Dataset items
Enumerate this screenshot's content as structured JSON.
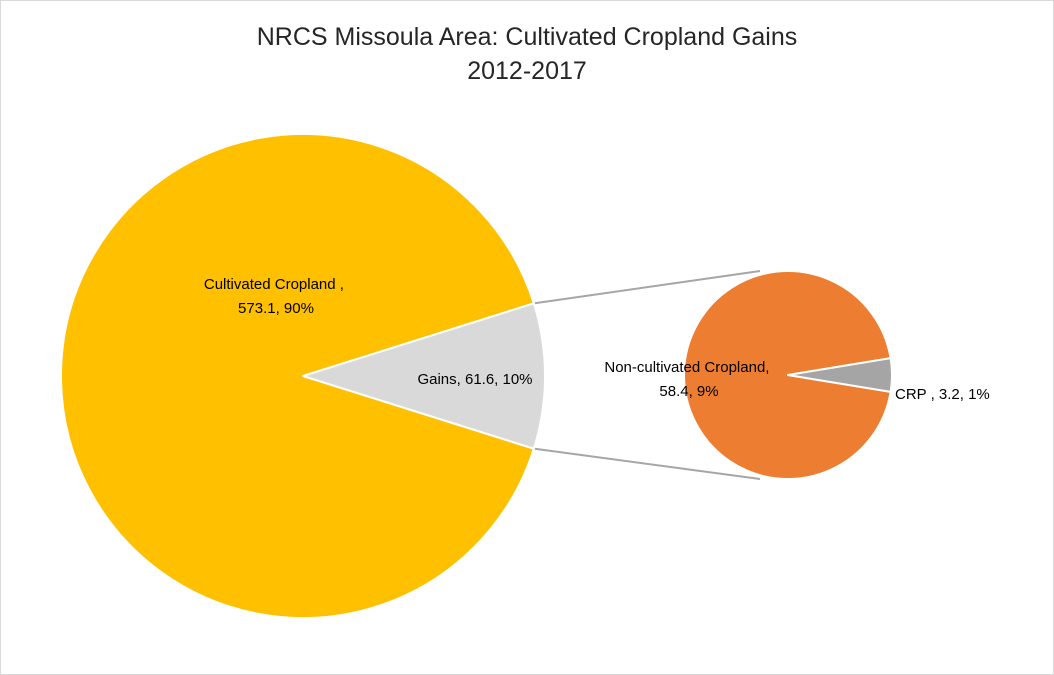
{
  "chart_data": {
    "type": "bar-of-pie",
    "title_lines": [
      "NRCS Missoula Area: Cultivated Cropland Gains",
      "2012-2017"
    ],
    "main_pie": {
      "slices": [
        {
          "name": "Cultivated Cropland",
          "value": 573.1,
          "percent": "90%",
          "label_lines": [
            "Cultivated Cropland ,",
            "573.1, 90%"
          ],
          "color": "#ffc000"
        },
        {
          "name": "Gains",
          "value": 61.6,
          "percent": "10%",
          "label_lines": [
            "Gains, 61.6, 10%"
          ],
          "color": "#d9d9d9"
        }
      ]
    },
    "secondary_pie": {
      "slices": [
        {
          "name": "Non-cultivated Cropland",
          "value": 58.4,
          "percent": "9%",
          "label_lines": [
            "Non-cultivated Cropland,",
            "58.4, 9%"
          ],
          "color": "#ed7d31"
        },
        {
          "name": "CRP",
          "value": 3.2,
          "percent": "1%",
          "label_lines": [
            "CRP , 3.2, 1%"
          ],
          "color": "#a5a5a5"
        }
      ]
    },
    "connector_color": "#a6a6a6",
    "legend": "none"
  }
}
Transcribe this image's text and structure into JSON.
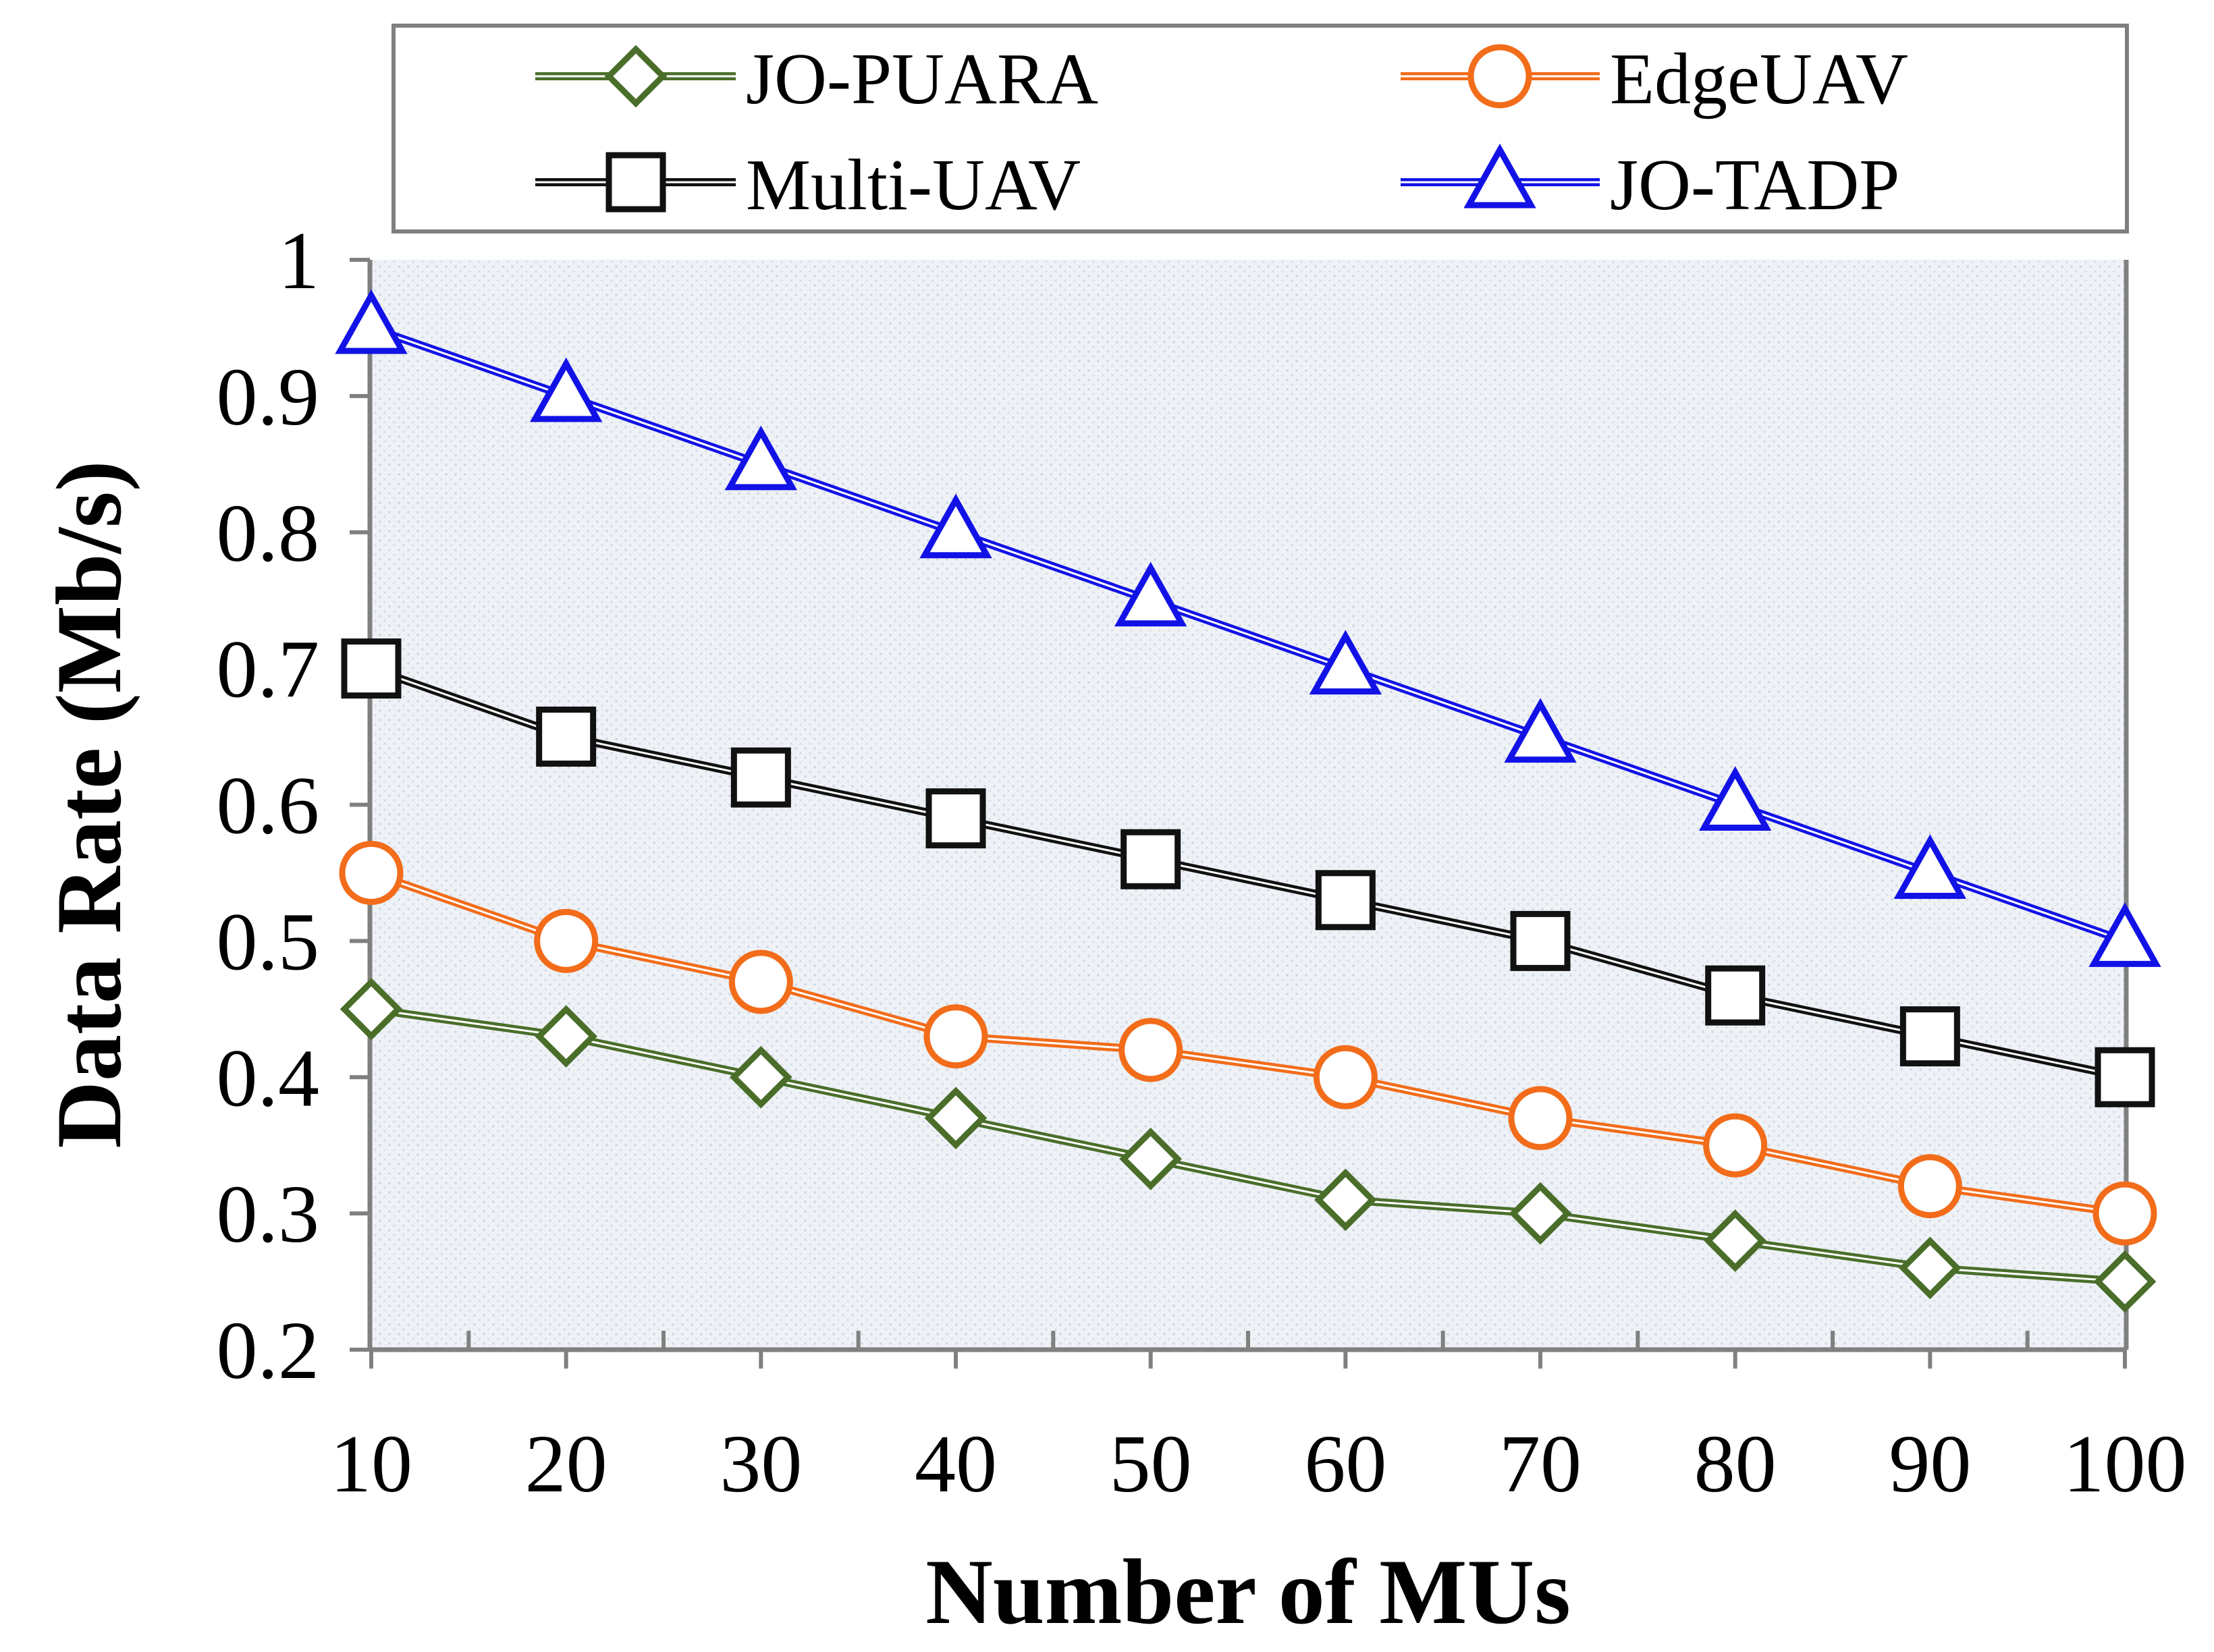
{
  "chart_data": {
    "type": "line",
    "title": "",
    "xlabel": "Number of MUs",
    "ylabel": "Data Rate (Mb/s)",
    "x": [
      10,
      20,
      30,
      40,
      50,
      60,
      70,
      80,
      90,
      100
    ],
    "x_tick_labels": [
      "10",
      "20",
      "30",
      "40",
      "50",
      "60",
      "70",
      "80",
      "90",
      "100"
    ],
    "ylim": [
      0.2,
      1.0
    ],
    "y_ticks": [
      0.2,
      0.3,
      0.4,
      0.5,
      0.6,
      0.7,
      0.8,
      0.9,
      1.0
    ],
    "y_tick_labels": [
      "0.2",
      "0.3",
      "0.4",
      "0.5",
      "0.6",
      "0.7",
      "0.8",
      "0.9",
      "1"
    ],
    "legend_position": "top",
    "grid": false,
    "series": [
      {
        "name": "JO-PUARA",
        "marker": "diamond",
        "color": "#4a6e2a",
        "values": [
          0.45,
          0.43,
          0.4,
          0.37,
          0.34,
          0.31,
          0.3,
          0.28,
          0.26,
          0.25
        ]
      },
      {
        "name": "EdgeUAV",
        "marker": "circle",
        "color": "#f26c1a",
        "values": [
          0.55,
          0.5,
          0.47,
          0.43,
          0.42,
          0.4,
          0.37,
          0.35,
          0.32,
          0.3
        ]
      },
      {
        "name": "Multi-UAV",
        "marker": "square",
        "color": "#111111",
        "values": [
          0.7,
          0.65,
          0.62,
          0.59,
          0.56,
          0.53,
          0.5,
          0.46,
          0.43,
          0.4
        ]
      },
      {
        "name": "JO-TADP",
        "marker": "triangle",
        "color": "#1212e6",
        "values": [
          0.95,
          0.9,
          0.85,
          0.8,
          0.75,
          0.7,
          0.65,
          0.6,
          0.55,
          0.5
        ]
      }
    ]
  }
}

[Challenge]
A faithful copy of the records above is needed, with the pictures left out.

[Result below]
Enumerate this screenshot's content as structured JSON.
{
  "chart_data": {
    "type": "bar-of-pie",
    "title_lines": [
      "NRCS Missoula Area: Cultivated Cropland Gains",
      "2012-2017"
    ],
    "main_pie": {
      "slices": [
        {
          "name": "Cultivated Cropland",
          "value": 573.1,
          "percent": "90%",
          "label_lines": [
            "Cultivated Cropland ,",
            "573.1, 90%"
          ],
          "color": "#ffc000"
        },
        {
          "name": "Gains",
          "value": 61.6,
          "percent": "10%",
          "label_lines": [
            "Gains, 61.6, 10%"
          ],
          "color": "#d9d9d9"
        }
      ]
    },
    "secondary_pie": {
      "slices": [
        {
          "name": "Non-cultivated Cropland",
          "value": 58.4,
          "percent": "9%",
          "label_lines": [
            "Non-cultivated Cropland,",
            "58.4, 9%"
          ],
          "color": "#ed7d31"
        },
        {
          "name": "CRP",
          "value": 3.2,
          "percent": "1%",
          "label_lines": [
            "CRP , 3.2, 1%"
          ],
          "color": "#a5a5a5"
        }
      ]
    },
    "connector_color": "#a6a6a6",
    "legend": "none"
  }
}
Transcribe this image's text and structure into JSON.
{
  "chart_data": {
    "type": "line",
    "title": "",
    "xlabel": "Number of MUs",
    "ylabel": "Data Rate (Mb/s)",
    "x": [
      10,
      20,
      30,
      40,
      50,
      60,
      70,
      80,
      90,
      100
    ],
    "x_tick_labels": [
      "10",
      "20",
      "30",
      "40",
      "50",
      "60",
      "70",
      "80",
      "90",
      "100"
    ],
    "ylim": [
      0.2,
      1.0
    ],
    "y_ticks": [
      0.2,
      0.3,
      0.4,
      0.5,
      0.6,
      0.7,
      0.8,
      0.9,
      1.0
    ],
    "y_tick_labels": [
      "0.2",
      "0.3",
      "0.4",
      "0.5",
      "0.6",
      "0.7",
      "0.8",
      "0.9",
      "1"
    ],
    "legend_position": "top",
    "grid": false,
    "series": [
      {
        "name": "JO-PUARA",
        "marker": "diamond",
        "color": "#4a6e2a",
        "values": [
          0.45,
          0.43,
          0.4,
          0.37,
          0.34,
          0.31,
          0.3,
          0.28,
          0.26,
          0.25
        ]
      },
      {
        "name": "EdgeUAV",
        "marker": "circle",
        "color": "#f26c1a",
        "values": [
          0.55,
          0.5,
          0.47,
          0.43,
          0.42,
          0.4,
          0.37,
          0.35,
          0.32,
          0.3
        ]
      },
      {
        "name": "Multi-UAV",
        "marker": "square",
        "color": "#111111",
        "values": [
          0.7,
          0.65,
          0.62,
          0.59,
          0.56,
          0.53,
          0.5,
          0.46,
          0.43,
          0.4
        ]
      },
      {
        "name": "JO-TADP",
        "marker": "triangle",
        "color": "#1212e6",
        "values": [
          0.95,
          0.9,
          0.85,
          0.8,
          0.75,
          0.7,
          0.65,
          0.6,
          0.55,
          0.5
        ]
      }
    ]
  }
}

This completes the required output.